[Figure collection entries]
============

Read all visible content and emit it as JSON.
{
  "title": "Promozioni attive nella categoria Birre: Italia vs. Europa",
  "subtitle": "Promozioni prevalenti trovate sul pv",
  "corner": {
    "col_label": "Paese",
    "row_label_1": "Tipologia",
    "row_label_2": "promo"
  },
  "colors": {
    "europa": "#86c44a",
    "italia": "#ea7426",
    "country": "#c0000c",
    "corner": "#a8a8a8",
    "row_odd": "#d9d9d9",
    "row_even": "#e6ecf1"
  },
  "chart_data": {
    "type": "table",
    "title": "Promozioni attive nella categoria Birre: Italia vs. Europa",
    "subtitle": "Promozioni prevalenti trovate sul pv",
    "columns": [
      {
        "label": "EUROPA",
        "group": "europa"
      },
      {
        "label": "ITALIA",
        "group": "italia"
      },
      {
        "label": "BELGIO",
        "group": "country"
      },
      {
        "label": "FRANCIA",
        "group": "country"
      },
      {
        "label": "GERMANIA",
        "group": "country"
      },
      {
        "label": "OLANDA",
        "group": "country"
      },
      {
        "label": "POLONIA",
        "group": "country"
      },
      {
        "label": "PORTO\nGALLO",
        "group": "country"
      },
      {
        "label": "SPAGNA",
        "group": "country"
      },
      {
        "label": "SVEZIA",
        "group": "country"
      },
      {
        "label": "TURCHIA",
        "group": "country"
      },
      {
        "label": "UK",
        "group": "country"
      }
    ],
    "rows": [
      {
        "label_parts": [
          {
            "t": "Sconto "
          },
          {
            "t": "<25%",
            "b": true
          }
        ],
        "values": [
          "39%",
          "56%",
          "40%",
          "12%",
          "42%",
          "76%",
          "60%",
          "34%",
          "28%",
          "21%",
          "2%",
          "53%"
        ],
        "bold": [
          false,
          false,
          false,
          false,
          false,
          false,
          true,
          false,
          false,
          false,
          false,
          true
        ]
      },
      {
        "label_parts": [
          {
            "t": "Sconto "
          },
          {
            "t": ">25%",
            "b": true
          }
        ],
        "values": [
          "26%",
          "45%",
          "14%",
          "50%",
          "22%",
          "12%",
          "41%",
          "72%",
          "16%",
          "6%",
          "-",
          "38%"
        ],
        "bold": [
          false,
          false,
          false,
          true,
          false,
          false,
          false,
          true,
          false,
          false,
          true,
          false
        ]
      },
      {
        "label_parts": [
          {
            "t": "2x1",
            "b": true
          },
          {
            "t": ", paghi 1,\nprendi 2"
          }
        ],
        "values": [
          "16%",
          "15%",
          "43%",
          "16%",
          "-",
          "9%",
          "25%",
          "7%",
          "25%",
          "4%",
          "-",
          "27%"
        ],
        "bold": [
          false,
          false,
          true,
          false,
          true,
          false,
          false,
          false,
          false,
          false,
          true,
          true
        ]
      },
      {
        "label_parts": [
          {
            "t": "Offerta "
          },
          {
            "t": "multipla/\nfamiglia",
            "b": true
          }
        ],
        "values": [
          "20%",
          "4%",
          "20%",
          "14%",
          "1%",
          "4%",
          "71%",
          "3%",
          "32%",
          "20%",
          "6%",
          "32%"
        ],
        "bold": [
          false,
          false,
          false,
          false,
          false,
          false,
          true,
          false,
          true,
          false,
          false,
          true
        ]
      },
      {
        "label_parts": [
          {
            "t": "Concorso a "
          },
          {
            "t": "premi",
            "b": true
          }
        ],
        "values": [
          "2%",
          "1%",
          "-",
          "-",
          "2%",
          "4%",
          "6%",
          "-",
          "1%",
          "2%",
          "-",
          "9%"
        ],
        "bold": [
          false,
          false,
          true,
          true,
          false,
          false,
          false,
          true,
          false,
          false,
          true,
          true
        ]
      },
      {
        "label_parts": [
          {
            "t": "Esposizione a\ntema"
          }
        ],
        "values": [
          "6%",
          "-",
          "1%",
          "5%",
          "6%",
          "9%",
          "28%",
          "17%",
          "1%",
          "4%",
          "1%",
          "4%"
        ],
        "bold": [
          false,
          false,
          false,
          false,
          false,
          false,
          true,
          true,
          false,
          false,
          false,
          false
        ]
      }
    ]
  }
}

============

[REQUIRED WORK]
Which lines contain the word "categoria"? Copy each of them.

[FINAL RESULT]
  "title": "Promozioni attive nella categoria Birre: Italia vs. Europa",
    "title": "Promozioni attive nella categoria Birre: Italia vs. Europa",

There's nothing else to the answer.